[Data records]

· · · ·

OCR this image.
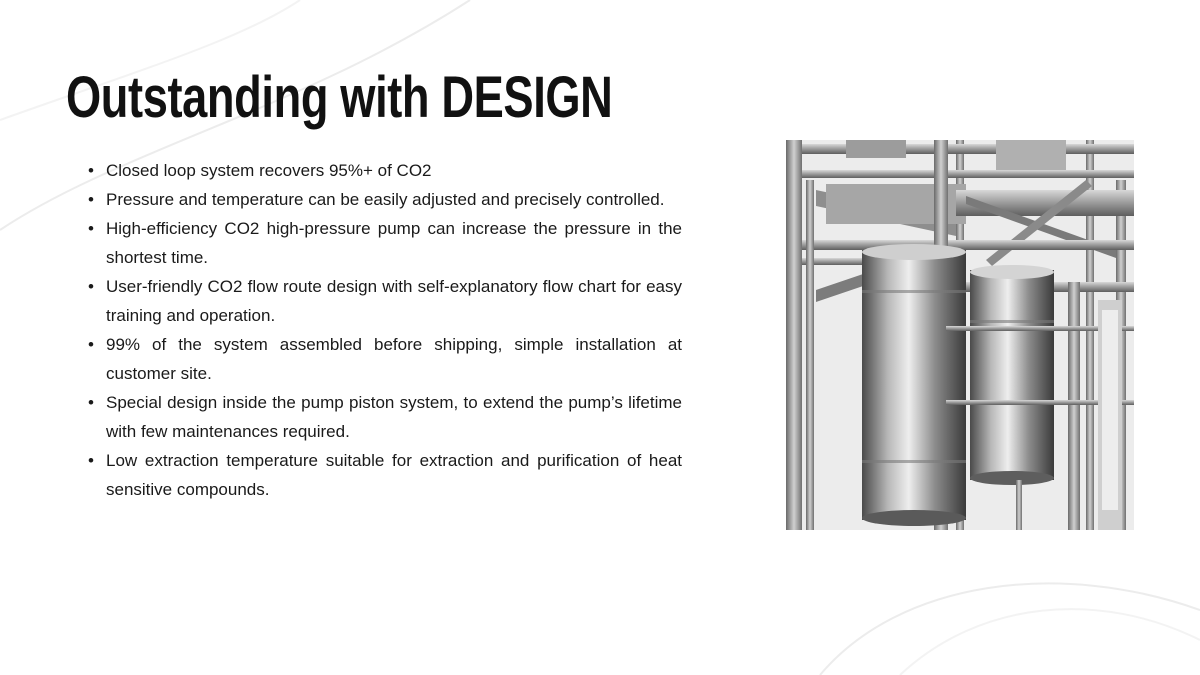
Outstanding with DESIGN
• Closed loop system recovers 95%+ of CO2
• Pressure and temperature can be easily adjusted and precisely controlled.
• High-efficiency CO2 high-pressure pump can increase the pressure in the shortest time.
• User-friendly CO2 flow route design with self-explanatory flow chart for easy training and operation.
• 99% of the system assembled before shipping, simple installation at customer site.
• Special design inside the pump piston system, to extend the pump’s lifetime with few maintenances required.
• Low extraction temperature suitable for extraction and purification of heat sensitive compounds.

· · · ·

* [REQUIRED TASK]: Write out all the entries word for word, but skip any images.

* [RESPONSE]:
OCR this image.
Outstanding with DESIGN
• Closed loop system recovers 95%+ of CO2
• Pressure and temperature can be easily adjusted and precisely controlled.
• High-efficiency CO2 high-pressure pump can increase the pressure in the shortest time.
• User-friendly CO2 flow route design with self-explanatory flow chart for easy training and operation.
• 99% of the system assembled before shipping, simple installation at customer site.
• Special design inside the pump piston system, to extend the pump’s lifetime with few maintenances required.
• Low extraction temperature suitable for extraction and purification of heat sensitive compounds.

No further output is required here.